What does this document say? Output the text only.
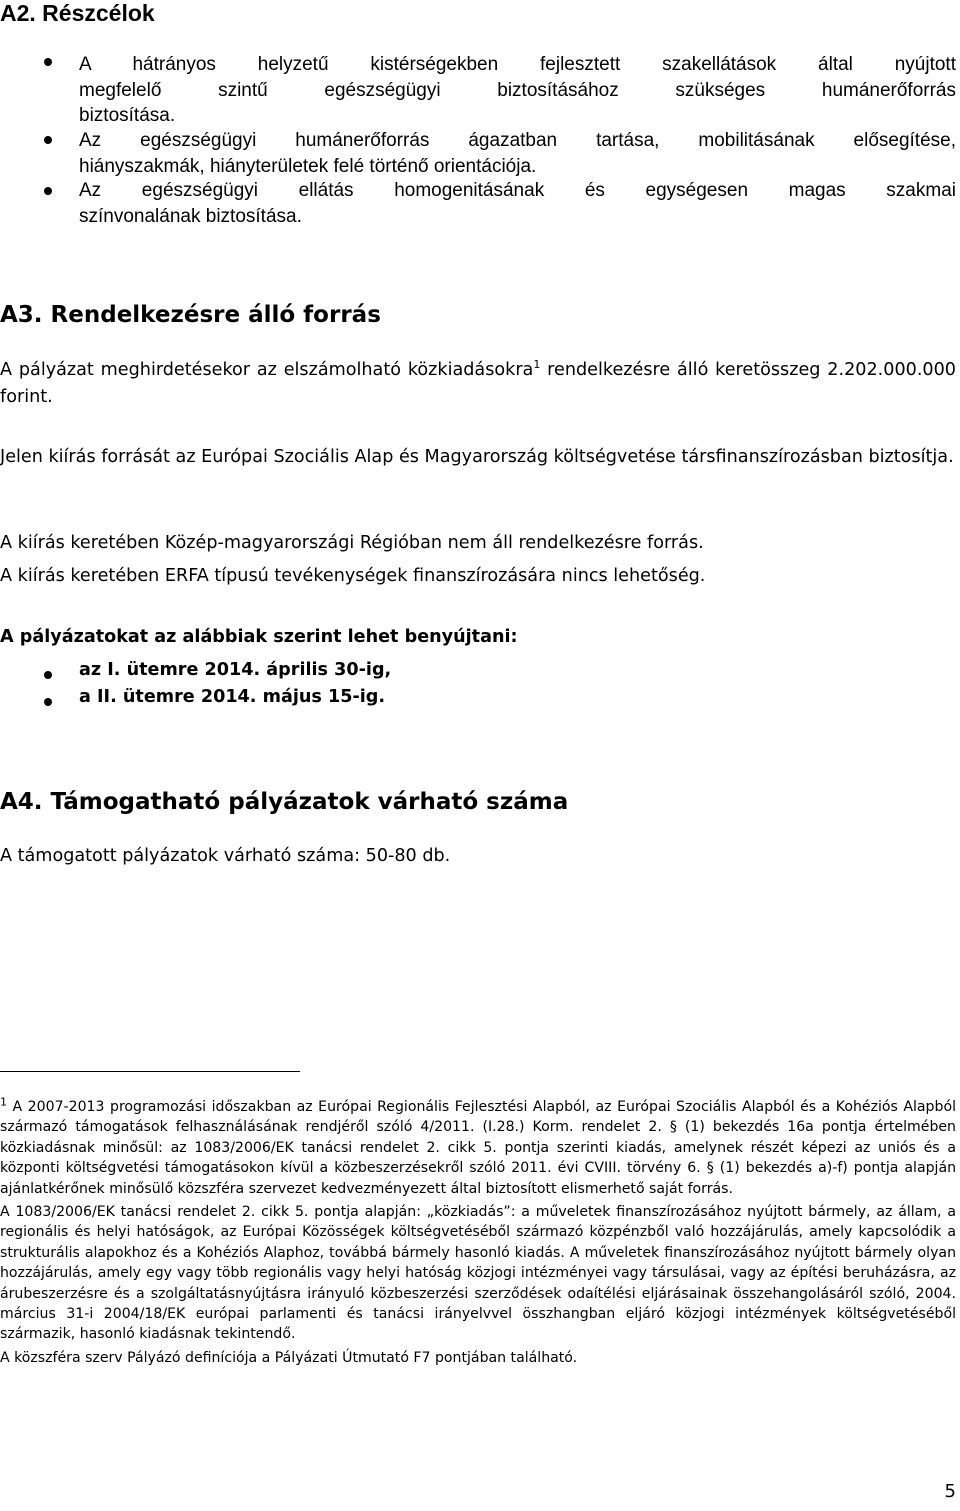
A2. Részcélok
A hátrányos helyzetű kistérségekben fejlesztett szakellátások által nyújtott
megfelelő szintű egészségügyi biztosításához szükséges humánerőforrás
biztosítása.
Az egészségügyi humánerőforrás ágazatban tartása, mobilitásának elősegítése,
hiányszakmák, hiányterületek felé történő orientációja.
Az egészségügyi ellátás homogenitásának és egységesen magas szakmai
színvonalának biztosítása.
A3. Rendelkezésre álló forrás
A pályázat meghirdetésekor az elszámolható közkiadásokra$^1$ rendelkezésre álló keretösszeg 2.202.000.000 forint.
Jelen kiírás forrását az Európai Szociális Alap és Magyarország költségvetése társfinanszírozásban biztosítja.
A kiírás keretében Közép-magyarországi Régióban nem áll rendelkezésre forrás.
A kiírás keretében ERFA típusú tevékenységek finanszírozására nincs lehetőség.
A pályázatokat az alábbiak szerint lehet benyújtani:
az I. ütemre 2014. április 30-ig,
a II. ütemre 2014. május 15-ig.
A4. Támogatható pályázatok várható száma
A támogatott pályázatok várható száma: 50-80 db.

$^1$ A 2007-2013 programozási időszakban az Európai Regionális Fejlesztési Alapból, az Európai Szociális Alapból és a Kohéziós Alapból származó támogatások felhasználásának rendjéről szóló 4/2011. (I.28.) Korm. rendelet 2. § (1) bekezdés 16a pontja értelmében közkiadásnak minősül: az 1083/2006/EK tanácsi rendelet 2. cikk 5. pontja szerinti kiadás, amelynek részét képezi az uniós és a központi költségvetési támogatásokon kívül a közbeszerzésekről szóló 2011. évi CVIII. törvény 6. § (1) bekezdés a)-f) pontja alapján ajánlatkérőnek minősülő közszféra szervezet kedvezményezett által biztosított elismerhető saját forrás.

A 1083/2006/EK tanácsi rendelet 2. cikk 5. pontja alapján: „közkiadás”: a műveletek finanszírozásához nyújtott bármely, az állam, a regionális és helyi hatóságok, az Európai Közösségek költségvetéséből származó közpénzből való hozzájárulás, amely kapcsolódik a strukturális alapokhoz és a Kohéziós Alaphoz, továbbá bármely hasonló kiadás. A műveletek finanszírozásához nyújtott bármely olyan hozzájárulás, amely egy vagy több regionális vagy helyi hatóság közjogi intézményei vagy társulásai, vagy az építési beruházásra, az árubeszerzésre és a szolgáltatásnyújtásra irányuló közbeszerzési szerződések odaítélési eljárásainak összehangolásáról szóló, 2004. március 31-i 2004/18/EK európai parlamenti és tanácsi irányelvvel összhangban eljáró közjogi intézmények költségvetéséből származik, hasonló kiadásnak tekintendő.

A közszféra szerv Pályázó definíciója a Pályázati Útmutató F7 pontjában található.

5
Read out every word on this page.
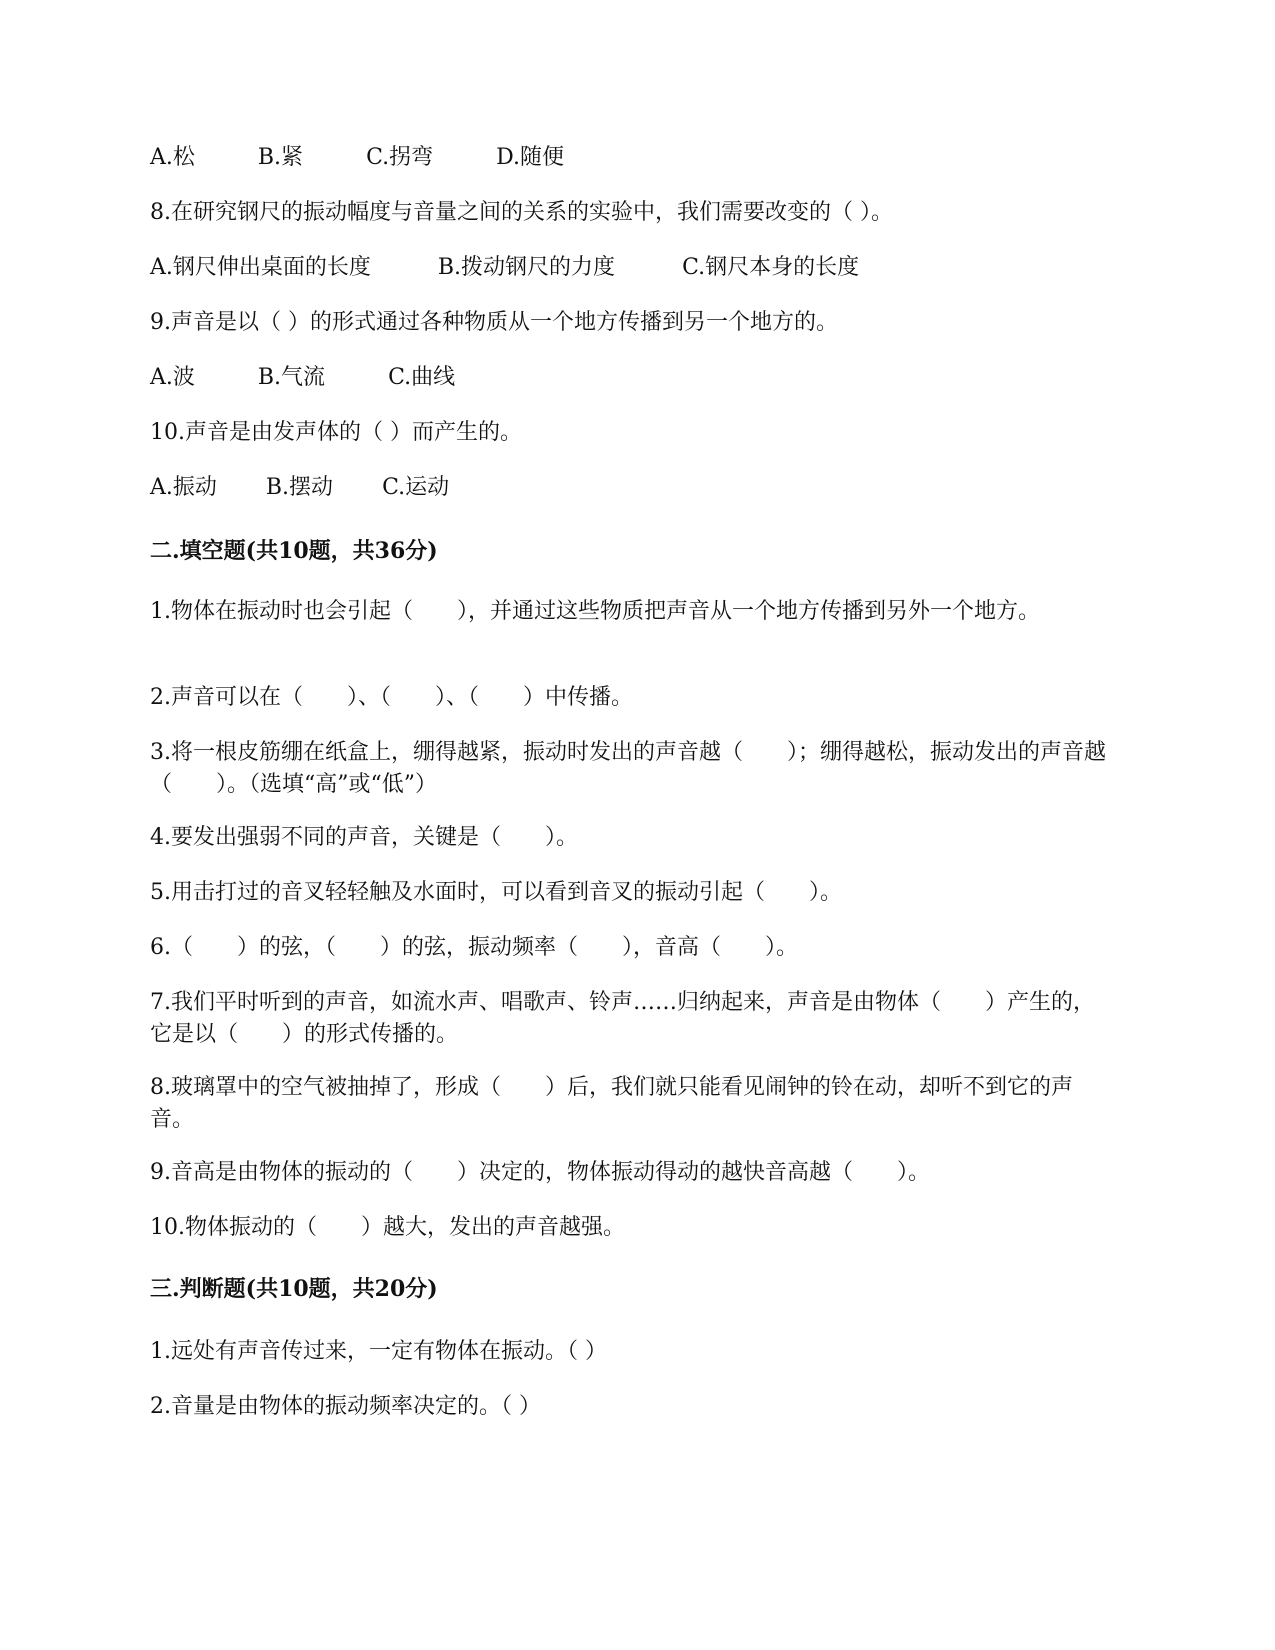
A.松	B.紧	C.拐弯	D.随便
8.在研究钢尺的振动幅度与音量之间的关系的实验中，我们需要改变的（ ）。
A.钢尺伸出桌面的长度	B.拨动钢尺的力度	C.钢尺本身的长度
9.声音是以（ ）的形式通过各种物质从一个地方传播到另一个地方的。
A.波	B.气流	C.曲线
10.声音是由发声体的（ ）而产生的。
A.振动 B.摆动 C.运动
二.填空题(共10题，共36分)
1.物体在振动时也会引起（　　），并通过这些物质把声音从一个地方传播到另外一个地方。
2.声音可以在（　　）、（　　）、（　　）中传播。
3.将一根皮筋绷在纸盒上，绷得越紧，振动时发出的声音越（　　）；绷得越松，振动发出的声音越（　　）。（选填“高”或“低”）
4.要发出强弱不同的声音，关键是（　　）。
5.用击打过的音叉轻轻触及水面时，可以看到音叉的振动引起（　　）。
6.（　　）的弦，（　　）的弦，振动频率（　　），音高（　　）。
7.我们平时听到的声音，如流水声、唱歌声、铃声……归纳起来，声音是由物体（　　）产生的，它是以（　　）的形式传播的。
8.玻璃罩中的空气被抽掉了，形成（　　）后，我们就只能看见闹钟的铃在动，却听不到它的声音。
9.音高是由物体的振动的（　　）决定的，物体振动得动的越快音高越（　　）。
10.物体振动的（　　）越大，发出的声音越强。
三.判断题(共10题，共20分)
1.远处有声音传过来，一定有物体在振动。（ ）
2.音量是由物体的振动频率决定的。（ ）
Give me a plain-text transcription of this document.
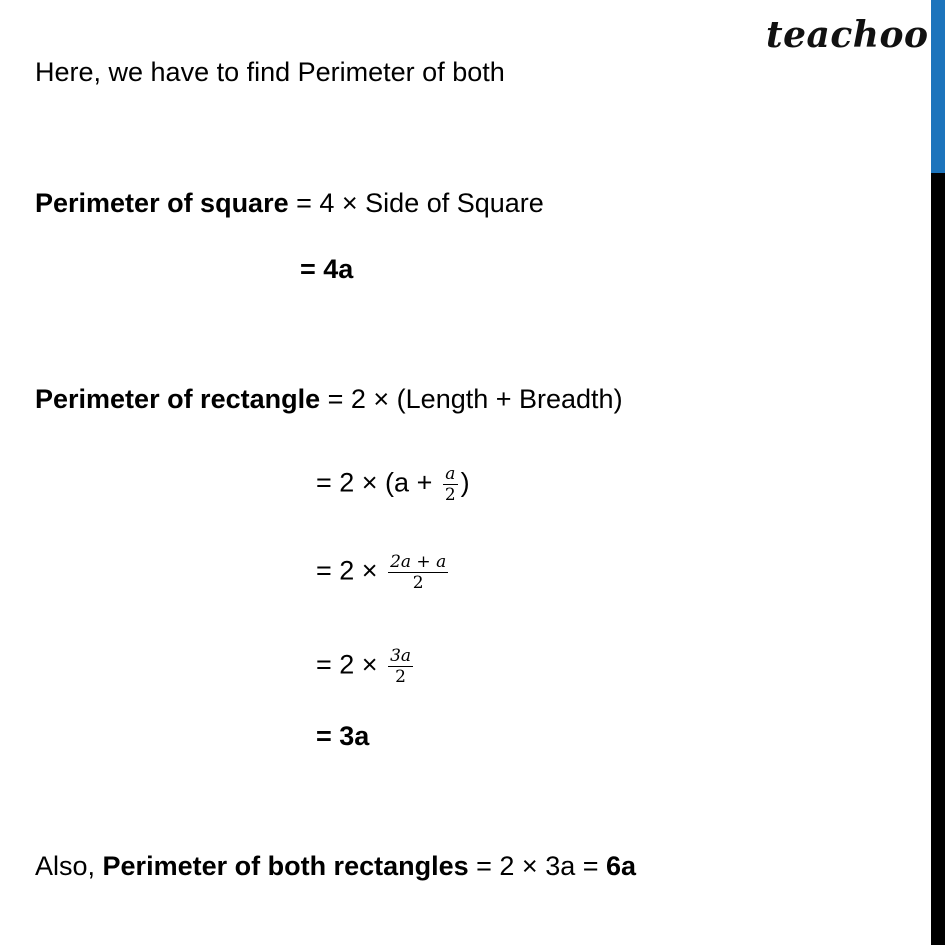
teachoo
Here, we have to find Perimeter of both
Perimeter of square = 4 × Side of Square
= 4a
Perimeter of rectangle = 2 × (Length + Breadth)
= $2 \times (a + \frac{a}{2}$ )
= $2 \times \frac{2a + a}{2}$
= $2 \times \frac{3a}{2}$
= 3a
Also, Perimeter of both rectangles = 2 × 3a = 6a
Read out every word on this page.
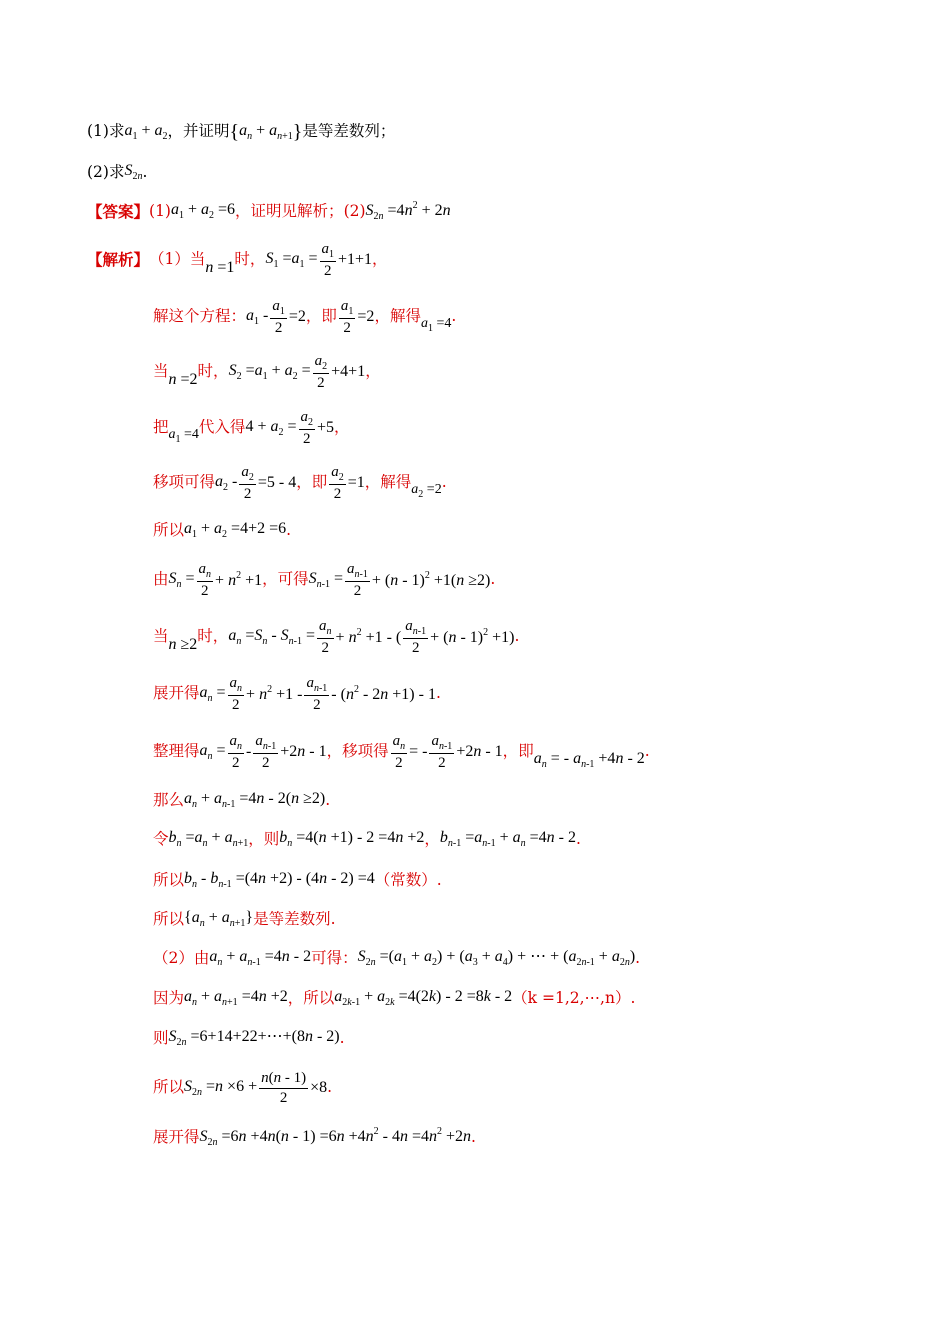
(1)求 $a_1 + a_2$ ，并证明 { $a_n + a_{n+1}$ } 是等差数列；
(2)求 $S_{2n}$ .
【答案】 (1) $a_1 + a_2 =6$ ，证明见解析； (2) $S_{2n} =4n^2 + 2n$
【解析】 （1）当 n =1 时， $S_1 =a_1 = \frac{a_1}{2} +1+1$ ，
解这个方程： $a_1 - \frac{a_1}{2} =2$ ， 即 $\frac{a_1}{2} =2$ ， 解得 $a_1 =4$ .
当 n =2 时， $S_2 =a_1 + a_2 = \frac{a_2}{2} +4+1$ ，
把 $a_1 =4$ 代入得 $4 + a_2 = \frac{a_2}{2} +5$ ，
移项可得 $a_2 - \frac{a_2}{2} =5 - 4$ ， 即 $\frac{a_2}{2} =1$ ， 解得 $a_2 =2$ .
所以 $a_1 + a_2 =4+2 =6$ .
由 $S_n = \frac{a_n}{2} + n^2 +1$ ， 可得 $S_{n-1} = \frac{a_{n-1}}{2} + (n - 1)^2 +1(n \ge 2)$ .
当 n ≥2 时， $a_n =S_n - S_{n-1} = \frac{a_n}{2} + n^2 +1$ - ( $\frac{a_{n-1}}{2} + (n - 1)^2 +1$) .
展开得 $a_n = \frac{a_n}{2} + n^2 +1 - \frac{a_{n-1}}{2} - (n^2 - 2n +1) - 1$ .
整理得 $a_n = \frac{a_n}{2} - \frac{a_{n-1}}{2} +2n - 1$ ， 移项得 $\frac{a_n}{2}$ = - $\frac{a_{n-1}}{2} +2n - 1$ ， 即 $a_n$ = - $a_{n-1} +4n - 2$ .
那么 $a_n + a_{n-1} =4n - 2(n \ge 2)$ .
令 $b_n =a_n + a_{n+1}$ ， 则 $b_n =4(n +1) - 2 =4n +2$ ， $b_{n-1} =a_{n-1} + a_n =4n - 2$ .
所以 $b_n - b_{n-1} =(4n +2) - (4n - 2) =4$ （常数） .
所以 $\{a_n + a_{n+1}\}$ 是等差数列 .
（2）由 $a_n + a_{n-1} =4n - 2$ 可得： $S_{2n} =(a_1 + a_2) + (a_3 + a_4)$ + ⋯ + $(a_{2n-1} + a_{2n})$ .
因为 $a_n + a_{n+1} =4n +2$ ， 所以 $a_{2k-1} + a_{2k} =4(2k) - 2 =8k - 2$ （k =1,2,⋯,n） .
则 $S_{2n}$ =6+14+22+⋯+(8n - 2) .
所以 $S_{2n} =n \times 6 + \frac{n(n - 1)}{2} \times 8$ .
展开得 $S_{2n} =6n +4n(n - 1) =6n +4n^2 - 4n =4n^2 +2n$ .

───

**Set task:**
Only lines that contain the word "是等差数列" are wanted; copy each of them.

**Exercise answer:**
(1)求 $a_1 + a_2$ ，并证明 { $a_n + a_{n+1}$ } 是等差数列；
所以 $\{a_n + a_{n+1}\}$ 是等差数列 .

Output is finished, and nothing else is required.